• **THE TASK**
Exclude the pictures, then repeat the remaining data exactly.

-- BEGIN INPUT --

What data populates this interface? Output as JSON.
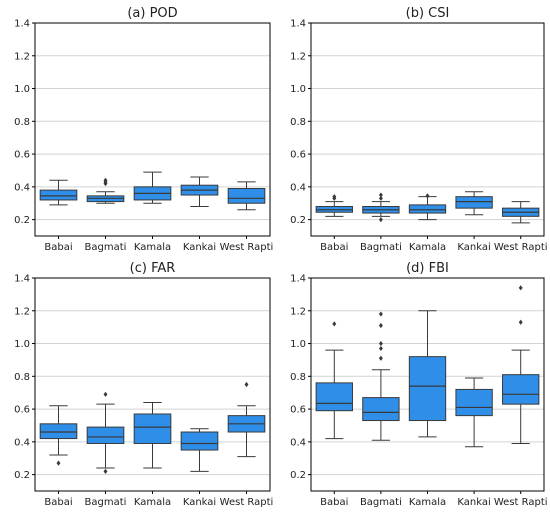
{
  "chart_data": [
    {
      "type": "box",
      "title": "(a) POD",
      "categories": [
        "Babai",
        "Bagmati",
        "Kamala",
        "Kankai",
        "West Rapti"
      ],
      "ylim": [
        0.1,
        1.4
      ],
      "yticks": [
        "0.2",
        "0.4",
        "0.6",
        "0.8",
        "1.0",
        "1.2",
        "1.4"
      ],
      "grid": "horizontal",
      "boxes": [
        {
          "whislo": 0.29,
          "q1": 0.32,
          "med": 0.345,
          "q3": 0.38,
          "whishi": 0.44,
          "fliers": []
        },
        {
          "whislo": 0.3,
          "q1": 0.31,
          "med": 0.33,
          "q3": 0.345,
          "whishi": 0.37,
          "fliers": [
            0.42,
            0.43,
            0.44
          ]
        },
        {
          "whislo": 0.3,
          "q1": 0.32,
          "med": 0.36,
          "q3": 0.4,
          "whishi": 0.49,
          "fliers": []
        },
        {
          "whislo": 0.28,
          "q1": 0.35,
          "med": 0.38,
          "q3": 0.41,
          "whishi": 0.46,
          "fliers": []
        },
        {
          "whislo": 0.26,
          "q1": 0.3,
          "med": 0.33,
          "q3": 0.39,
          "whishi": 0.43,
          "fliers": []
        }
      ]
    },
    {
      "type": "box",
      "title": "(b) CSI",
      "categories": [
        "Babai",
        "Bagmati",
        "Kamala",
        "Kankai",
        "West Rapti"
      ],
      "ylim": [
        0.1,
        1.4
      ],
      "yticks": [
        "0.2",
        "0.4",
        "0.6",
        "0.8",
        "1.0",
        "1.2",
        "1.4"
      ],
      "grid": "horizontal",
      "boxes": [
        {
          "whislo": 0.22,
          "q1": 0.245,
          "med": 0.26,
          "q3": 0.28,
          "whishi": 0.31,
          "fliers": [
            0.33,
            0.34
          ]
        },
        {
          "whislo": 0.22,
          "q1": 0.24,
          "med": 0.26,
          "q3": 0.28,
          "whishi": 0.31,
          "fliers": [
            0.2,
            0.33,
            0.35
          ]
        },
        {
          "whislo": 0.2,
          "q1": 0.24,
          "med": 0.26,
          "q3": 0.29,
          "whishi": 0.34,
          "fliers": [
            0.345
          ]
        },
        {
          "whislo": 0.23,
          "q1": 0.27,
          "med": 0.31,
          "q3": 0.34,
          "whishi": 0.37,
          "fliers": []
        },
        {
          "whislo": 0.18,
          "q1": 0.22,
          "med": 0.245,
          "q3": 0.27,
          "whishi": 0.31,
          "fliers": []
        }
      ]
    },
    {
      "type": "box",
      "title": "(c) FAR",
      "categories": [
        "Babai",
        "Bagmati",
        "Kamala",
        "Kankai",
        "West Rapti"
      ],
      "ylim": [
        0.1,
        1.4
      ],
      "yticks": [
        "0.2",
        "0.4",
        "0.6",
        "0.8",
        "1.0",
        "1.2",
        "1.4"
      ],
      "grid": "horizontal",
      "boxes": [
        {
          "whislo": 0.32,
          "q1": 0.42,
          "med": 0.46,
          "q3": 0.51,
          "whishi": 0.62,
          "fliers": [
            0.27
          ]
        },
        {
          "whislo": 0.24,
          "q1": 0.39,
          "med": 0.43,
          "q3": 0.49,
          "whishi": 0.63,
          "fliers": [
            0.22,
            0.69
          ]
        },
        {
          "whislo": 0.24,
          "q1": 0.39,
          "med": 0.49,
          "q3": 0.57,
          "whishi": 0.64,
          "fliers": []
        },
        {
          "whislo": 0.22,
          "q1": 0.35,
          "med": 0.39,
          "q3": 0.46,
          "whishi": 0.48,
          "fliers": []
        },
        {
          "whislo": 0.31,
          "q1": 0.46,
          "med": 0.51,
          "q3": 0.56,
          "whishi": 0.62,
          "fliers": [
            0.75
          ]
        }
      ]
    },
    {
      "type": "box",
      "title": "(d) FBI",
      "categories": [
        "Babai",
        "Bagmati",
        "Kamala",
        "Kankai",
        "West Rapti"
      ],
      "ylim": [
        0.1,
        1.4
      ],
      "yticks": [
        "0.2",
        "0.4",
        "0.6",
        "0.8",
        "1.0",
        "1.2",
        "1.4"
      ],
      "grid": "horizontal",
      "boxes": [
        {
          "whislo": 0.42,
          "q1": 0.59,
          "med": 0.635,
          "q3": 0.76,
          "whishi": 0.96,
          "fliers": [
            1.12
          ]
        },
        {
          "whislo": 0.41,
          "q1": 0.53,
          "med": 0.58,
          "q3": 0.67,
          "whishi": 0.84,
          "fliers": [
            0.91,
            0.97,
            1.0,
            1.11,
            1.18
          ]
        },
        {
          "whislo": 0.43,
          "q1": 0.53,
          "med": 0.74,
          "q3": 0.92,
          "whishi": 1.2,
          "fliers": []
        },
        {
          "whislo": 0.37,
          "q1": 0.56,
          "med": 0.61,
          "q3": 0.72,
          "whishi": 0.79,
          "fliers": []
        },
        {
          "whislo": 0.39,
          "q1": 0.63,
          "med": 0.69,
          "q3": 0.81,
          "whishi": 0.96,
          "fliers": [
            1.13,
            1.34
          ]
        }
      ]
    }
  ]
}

-- END INPUT --

• **RESULT**
What data populates this interface? Output as JSON.
{
  "chart_data": [
    {
      "type": "box",
      "title": "(a) POD",
      "categories": [
        "Babai",
        "Bagmati",
        "Kamala",
        "Kankai",
        "West Rapti"
      ],
      "ylim": [
        0.1,
        1.4
      ],
      "yticks": [
        "0.2",
        "0.4",
        "0.6",
        "0.8",
        "1.0",
        "1.2",
        "1.4"
      ],
      "grid": "horizontal",
      "boxes": [
        {
          "whislo": 0.29,
          "q1": 0.32,
          "med": 0.345,
          "q3": 0.38,
          "whishi": 0.44,
          "fliers": []
        },
        {
          "whislo": 0.3,
          "q1": 0.31,
          "med": 0.33,
          "q3": 0.345,
          "whishi": 0.37,
          "fliers": [
            0.42,
            0.43,
            0.44
          ]
        },
        {
          "whislo": 0.3,
          "q1": 0.32,
          "med": 0.36,
          "q3": 0.4,
          "whishi": 0.49,
          "fliers": []
        },
        {
          "whislo": 0.28,
          "q1": 0.35,
          "med": 0.38,
          "q3": 0.41,
          "whishi": 0.46,
          "fliers": []
        },
        {
          "whislo": 0.26,
          "q1": 0.3,
          "med": 0.33,
          "q3": 0.39,
          "whishi": 0.43,
          "fliers": []
        }
      ]
    },
    {
      "type": "box",
      "title": "(b) CSI",
      "categories": [
        "Babai",
        "Bagmati",
        "Kamala",
        "Kankai",
        "West Rapti"
      ],
      "ylim": [
        0.1,
        1.4
      ],
      "yticks": [
        "0.2",
        "0.4",
        "0.6",
        "0.8",
        "1.0",
        "1.2",
        "1.4"
      ],
      "grid": "horizontal",
      "boxes": [
        {
          "whislo": 0.22,
          "q1": 0.245,
          "med": 0.26,
          "q3": 0.28,
          "whishi": 0.31,
          "fliers": [
            0.33,
            0.34
          ]
        },
        {
          "whislo": 0.22,
          "q1": 0.24,
          "med": 0.26,
          "q3": 0.28,
          "whishi": 0.31,
          "fliers": [
            0.2,
            0.33,
            0.35
          ]
        },
        {
          "whislo": 0.2,
          "q1": 0.24,
          "med": 0.26,
          "q3": 0.29,
          "whishi": 0.34,
          "fliers": [
            0.345
          ]
        },
        {
          "whislo": 0.23,
          "q1": 0.27,
          "med": 0.31,
          "q3": 0.34,
          "whishi": 0.37,
          "fliers": []
        },
        {
          "whislo": 0.18,
          "q1": 0.22,
          "med": 0.245,
          "q3": 0.27,
          "whishi": 0.31,
          "fliers": []
        }
      ]
    },
    {
      "type": "box",
      "title": "(c) FAR",
      "categories": [
        "Babai",
        "Bagmati",
        "Kamala",
        "Kankai",
        "West Rapti"
      ],
      "ylim": [
        0.1,
        1.4
      ],
      "yticks": [
        "0.2",
        "0.4",
        "0.6",
        "0.8",
        "1.0",
        "1.2",
        "1.4"
      ],
      "grid": "horizontal",
      "boxes": [
        {
          "whislo": 0.32,
          "q1": 0.42,
          "med": 0.46,
          "q3": 0.51,
          "whishi": 0.62,
          "fliers": [
            0.27
          ]
        },
        {
          "whislo": 0.24,
          "q1": 0.39,
          "med": 0.43,
          "q3": 0.49,
          "whishi": 0.63,
          "fliers": [
            0.22,
            0.69
          ]
        },
        {
          "whislo": 0.24,
          "q1": 0.39,
          "med": 0.49,
          "q3": 0.57,
          "whishi": 0.64,
          "fliers": []
        },
        {
          "whislo": 0.22,
          "q1": 0.35,
          "med": 0.39,
          "q3": 0.46,
          "whishi": 0.48,
          "fliers": []
        },
        {
          "whislo": 0.31,
          "q1": 0.46,
          "med": 0.51,
          "q3": 0.56,
          "whishi": 0.62,
          "fliers": [
            0.75
          ]
        }
      ]
    },
    {
      "type": "box",
      "title": "(d) FBI",
      "categories": [
        "Babai",
        "Bagmati",
        "Kamala",
        "Kankai",
        "West Rapti"
      ],
      "ylim": [
        0.1,
        1.4
      ],
      "yticks": [
        "0.2",
        "0.4",
        "0.6",
        "0.8",
        "1.0",
        "1.2",
        "1.4"
      ],
      "grid": "horizontal",
      "boxes": [
        {
          "whislo": 0.42,
          "q1": 0.59,
          "med": 0.635,
          "q3": 0.76,
          "whishi": 0.96,
          "fliers": [
            1.12
          ]
        },
        {
          "whislo": 0.41,
          "q1": 0.53,
          "med": 0.58,
          "q3": 0.67,
          "whishi": 0.84,
          "fliers": [
            0.91,
            0.97,
            1.0,
            1.11,
            1.18
          ]
        },
        {
          "whislo": 0.43,
          "q1": 0.53,
          "med": 0.74,
          "q3": 0.92,
          "whishi": 1.2,
          "fliers": []
        },
        {
          "whislo": 0.37,
          "q1": 0.56,
          "med": 0.61,
          "q3": 0.72,
          "whishi": 0.79,
          "fliers": []
        },
        {
          "whislo": 0.39,
          "q1": 0.63,
          "med": 0.69,
          "q3": 0.81,
          "whishi": 0.96,
          "fliers": [
            1.13,
            1.34
          ]
        }
      ]
    }
  ]
}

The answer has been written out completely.